Data records

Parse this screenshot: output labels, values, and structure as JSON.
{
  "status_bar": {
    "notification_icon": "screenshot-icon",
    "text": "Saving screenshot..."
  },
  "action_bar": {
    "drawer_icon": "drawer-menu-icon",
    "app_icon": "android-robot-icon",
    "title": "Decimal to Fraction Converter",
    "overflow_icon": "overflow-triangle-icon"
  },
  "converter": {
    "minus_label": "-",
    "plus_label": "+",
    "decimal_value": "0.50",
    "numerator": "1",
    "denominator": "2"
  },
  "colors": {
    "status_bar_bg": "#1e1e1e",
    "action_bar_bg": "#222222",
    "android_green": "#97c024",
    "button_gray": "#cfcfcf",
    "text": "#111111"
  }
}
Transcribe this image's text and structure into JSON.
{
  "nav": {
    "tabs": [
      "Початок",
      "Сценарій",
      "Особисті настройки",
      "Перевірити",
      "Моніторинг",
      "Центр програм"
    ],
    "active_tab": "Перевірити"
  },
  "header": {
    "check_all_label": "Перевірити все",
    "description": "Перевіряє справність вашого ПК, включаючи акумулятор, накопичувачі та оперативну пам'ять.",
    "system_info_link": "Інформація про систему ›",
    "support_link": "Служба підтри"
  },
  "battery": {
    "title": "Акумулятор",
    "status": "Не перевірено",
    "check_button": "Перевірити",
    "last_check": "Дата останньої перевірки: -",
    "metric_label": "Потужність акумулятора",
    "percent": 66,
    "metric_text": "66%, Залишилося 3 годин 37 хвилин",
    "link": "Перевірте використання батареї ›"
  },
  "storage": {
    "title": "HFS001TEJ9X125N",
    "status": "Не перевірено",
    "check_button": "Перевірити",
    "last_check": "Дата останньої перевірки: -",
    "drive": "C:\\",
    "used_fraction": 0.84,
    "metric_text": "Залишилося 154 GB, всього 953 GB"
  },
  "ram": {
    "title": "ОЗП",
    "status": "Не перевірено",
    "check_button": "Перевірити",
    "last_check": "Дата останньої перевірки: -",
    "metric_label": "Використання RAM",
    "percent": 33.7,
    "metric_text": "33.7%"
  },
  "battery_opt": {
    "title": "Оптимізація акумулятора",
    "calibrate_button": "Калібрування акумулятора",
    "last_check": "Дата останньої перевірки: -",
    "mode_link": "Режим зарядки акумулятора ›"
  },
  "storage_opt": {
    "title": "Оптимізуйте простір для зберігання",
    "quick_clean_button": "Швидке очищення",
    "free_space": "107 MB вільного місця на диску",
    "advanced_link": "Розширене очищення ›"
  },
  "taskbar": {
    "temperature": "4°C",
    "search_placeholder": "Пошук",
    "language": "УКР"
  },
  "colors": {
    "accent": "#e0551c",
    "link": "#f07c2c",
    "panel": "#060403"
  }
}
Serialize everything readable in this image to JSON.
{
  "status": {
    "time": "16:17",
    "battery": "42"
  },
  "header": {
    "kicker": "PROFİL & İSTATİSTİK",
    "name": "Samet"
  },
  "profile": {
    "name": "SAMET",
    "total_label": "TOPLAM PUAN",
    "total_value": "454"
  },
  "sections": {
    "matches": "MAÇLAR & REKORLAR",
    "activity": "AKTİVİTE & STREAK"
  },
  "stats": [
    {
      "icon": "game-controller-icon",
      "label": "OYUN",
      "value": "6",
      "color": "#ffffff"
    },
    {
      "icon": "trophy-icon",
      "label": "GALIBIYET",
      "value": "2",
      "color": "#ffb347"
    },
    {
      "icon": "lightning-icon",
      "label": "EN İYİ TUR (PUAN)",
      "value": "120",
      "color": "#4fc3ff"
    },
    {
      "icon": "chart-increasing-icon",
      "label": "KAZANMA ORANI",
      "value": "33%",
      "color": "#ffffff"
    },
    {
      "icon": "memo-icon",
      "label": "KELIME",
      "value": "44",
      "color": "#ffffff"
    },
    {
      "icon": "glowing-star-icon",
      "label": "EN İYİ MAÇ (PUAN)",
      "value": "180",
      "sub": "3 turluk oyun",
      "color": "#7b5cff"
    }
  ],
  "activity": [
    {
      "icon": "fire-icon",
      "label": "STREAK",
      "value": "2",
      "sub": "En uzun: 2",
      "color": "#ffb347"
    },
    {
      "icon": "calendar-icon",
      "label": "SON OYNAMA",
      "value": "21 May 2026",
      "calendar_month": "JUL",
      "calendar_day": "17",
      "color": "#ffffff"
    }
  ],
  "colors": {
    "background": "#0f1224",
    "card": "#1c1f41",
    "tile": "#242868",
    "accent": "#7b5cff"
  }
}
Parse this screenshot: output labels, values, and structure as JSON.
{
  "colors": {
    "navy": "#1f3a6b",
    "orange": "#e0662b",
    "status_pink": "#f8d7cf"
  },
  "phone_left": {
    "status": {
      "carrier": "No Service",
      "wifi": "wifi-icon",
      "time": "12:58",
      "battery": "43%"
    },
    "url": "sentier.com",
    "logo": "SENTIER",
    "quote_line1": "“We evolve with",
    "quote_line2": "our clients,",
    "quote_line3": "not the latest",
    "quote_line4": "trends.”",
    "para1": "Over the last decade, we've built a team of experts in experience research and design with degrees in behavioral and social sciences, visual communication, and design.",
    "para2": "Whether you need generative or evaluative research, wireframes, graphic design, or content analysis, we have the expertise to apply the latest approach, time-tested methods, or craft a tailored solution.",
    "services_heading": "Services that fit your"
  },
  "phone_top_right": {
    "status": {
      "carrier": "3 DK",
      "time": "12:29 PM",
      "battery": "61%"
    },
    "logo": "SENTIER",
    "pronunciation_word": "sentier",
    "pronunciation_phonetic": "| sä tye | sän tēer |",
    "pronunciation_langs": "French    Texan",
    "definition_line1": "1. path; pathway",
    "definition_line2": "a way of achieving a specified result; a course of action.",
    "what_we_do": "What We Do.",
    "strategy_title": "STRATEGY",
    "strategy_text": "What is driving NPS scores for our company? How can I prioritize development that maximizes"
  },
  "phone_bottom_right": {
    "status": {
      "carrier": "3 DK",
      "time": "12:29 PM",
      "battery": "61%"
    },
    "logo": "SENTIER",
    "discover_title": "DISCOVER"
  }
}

Your task: Reproduce the data in its entirety, matching each character.

Result for this task:
Parse this screenshot: output labels, values, and structure as JSON.
{
  "status_bar": {
    "notification_icon": "screenshot-icon",
    "text": "Saving screenshot..."
  },
  "action_bar": {
    "drawer_icon": "drawer-menu-icon",
    "app_icon": "android-robot-icon",
    "title": "Decimal to Fraction Converter",
    "overflow_icon": "overflow-triangle-icon"
  },
  "converter": {
    "minus_label": "-",
    "plus_label": "+",
    "decimal_value": "0.50",
    "numerator": "1",
    "denominator": "2"
  },
  "colors": {
    "status_bar_bg": "#1e1e1e",
    "action_bar_bg": "#222222",
    "android_green": "#97c024",
    "button_gray": "#cfcfcf",
    "text": "#111111"
  }
}
Transcribe this image's text and structure into JSON.
{
  "nav": {
    "tabs": [
      "Початок",
      "Сценарій",
      "Особисті настройки",
      "Перевірити",
      "Моніторинг",
      "Центр програм"
    ],
    "active_tab": "Перевірити"
  },
  "header": {
    "check_all_label": "Перевірити все",
    "description": "Перевіряє справність вашого ПК, включаючи акумулятор, накопичувачі та оперативну пам'ять.",
    "system_info_link": "Інформація про систему ›",
    "support_link": "Служба підтри"
  },
  "battery": {
    "title": "Акумулятор",
    "status": "Не перевірено",
    "check_button": "Перевірити",
    "last_check": "Дата останньої перевірки: -",
    "metric_label": "Потужність акумулятора",
    "percent": 66,
    "metric_text": "66%, Залишилося 3 годин 37 хвилин",
    "link": "Перевірте використання батареї ›"
  },
  "storage": {
    "title": "HFS001TEJ9X125N",
    "status": "Не перевірено",
    "check_button": "Перевірити",
    "last_check": "Дата останньої перевірки: -",
    "drive": "C:\\",
    "used_fraction": 0.84,
    "metric_text": "Залишилося 154 GB, всього 953 GB"
  },
  "ram": {
    "title": "ОЗП",
    "status": "Не перевірено",
    "check_button": "Перевірити",
    "last_check": "Дата останньої перевірки: -",
    "metric_label": "Використання RAM",
    "percent": 33.7,
    "metric_text": "33.7%"
  },
  "battery_opt": {
    "title": "Оптимізація акумулятора",
    "calibrate_button": "Калібрування акумулятора",
    "last_check": "Дата останньої перевірки: -",
    "mode_link": "Режим зарядки акумулятора ›"
  },
  "storage_opt": {
    "title": "Оптимізуйте простір для зберігання",
    "quick_clean_button": "Швидке очищення",
    "free_space": "107 MB вільного місця на диску",
    "advanced_link": "Розширене очищення ›"
  },
  "taskbar": {
    "temperature": "4°C",
    "search_placeholder": "Пошук",
    "language": "УКР"
  },
  "colors": {
    "accent": "#e0551c",
    "link": "#f07c2c",
    "panel": "#060403"
  }
}
Serialize everything readable in this image to JSON.
{
  "status": {
    "time": "16:17",
    "battery": "42"
  },
  "header": {
    "kicker": "PROFİL & İSTATİSTİK",
    "name": "Samet"
  },
  "profile": {
    "name": "SAMET",
    "total_label": "TOPLAM PUAN",
    "total_value": "454"
  },
  "sections": {
    "matches": "MAÇLAR & REKORLAR",
    "activity": "AKTİVİTE & STREAK"
  },
  "stats": [
    {
      "icon": "game-controller-icon",
      "label": "OYUN",
      "value": "6",
      "color": "#ffffff"
    },
    {
      "icon": "trophy-icon",
      "label": "GALIBIYET",
      "value": "2",
      "color": "#ffb347"
    },
    {
      "icon": "lightning-icon",
      "label": "EN İYİ TUR (PUAN)",
      "value": "120",
      "color": "#4fc3ff"
    },
    {
      "icon": "chart-increasing-icon",
      "label": "KAZANMA ORANI",
      "value": "33%",
      "color": "#ffffff"
    },
    {
      "icon": "memo-icon",
      "label": "KELIME",
      "value": "44",
      "color": "#ffffff"
    },
    {
      "icon": "glowing-star-icon",
      "label": "EN İYİ MAÇ (PUAN)",
      "value": "180",
      "sub": "3 turluk oyun",
      "color": "#7b5cff"
    }
  ],
  "activity": [
    {
      "icon": "fire-icon",
      "label": "STREAK",
      "value": "2",
      "sub": "En uzun: 2",
      "color": "#ffb347"
    },
    {
      "icon": "calendar-icon",
      "label": "SON OYNAMA",
      "value": "21 May 2026",
      "calendar_month": "JUL",
      "calendar_day": "17",
      "color": "#ffffff"
    }
  ],
  "colors": {
    "background": "#0f1224",
    "card": "#1c1f41",
    "tile": "#242868",
    "accent": "#7b5cff"
  }
}
Parse this screenshot: output labels, values, and structure as JSON.
{
  "colors": {
    "navy": "#1f3a6b",
    "orange": "#e0662b",
    "status_pink": "#f8d7cf"
  },
  "phone_left": {
    "status": {
      "carrier": "No Service",
      "wifi": "wifi-icon",
      "time": "12:58",
      "battery": "43%"
    },
    "url": "sentier.com",
    "logo": "SENTIER",
    "quote_line1": "“We evolve with",
    "quote_line2": "our clients,",
    "quote_line3": "not the latest",
    "quote_line4": "trends.”",
    "para1": "Over the last decade, we've built a team of experts in experience research and design with degrees in behavioral and social sciences, visual communication, and design.",
    "para2": "Whether you need generative or evaluative research, wireframes, graphic design, or content analysis, we have the expertise to apply the latest approach, time-tested methods, or craft a tailored solution.",
    "services_heading": "Services that fit your"
  },
  "phone_top_right": {
    "status": {
      "carrier": "3 DK",
      "time": "12:29 PM",
      "battery": "61%"
    },
    "logo": "SENTIER",
    "pronunciation_word": "sentier",
    "pronunciation_phonetic": "| sä tye | sän tēer |",
    "pronunciation_langs": "French    Texan",
    "definition_line1": "1. path; pathway",
    "definition_line2": "a way of achieving a specified result; a course of action.",
    "what_we_do": "What We Do.",
    "strategy_title": "STRATEGY",
    "strategy_text": "What is driving NPS scores for our company? How can I prioritize development that maximizes"
  },
  "phone_bottom_right": {
    "status": {
      "carrier": "3 DK",
      "time": "12:29 PM",
      "battery": "61%"
    },
    "logo": "SENTIER",
    "discover_title": "DISCOVER"
  }
}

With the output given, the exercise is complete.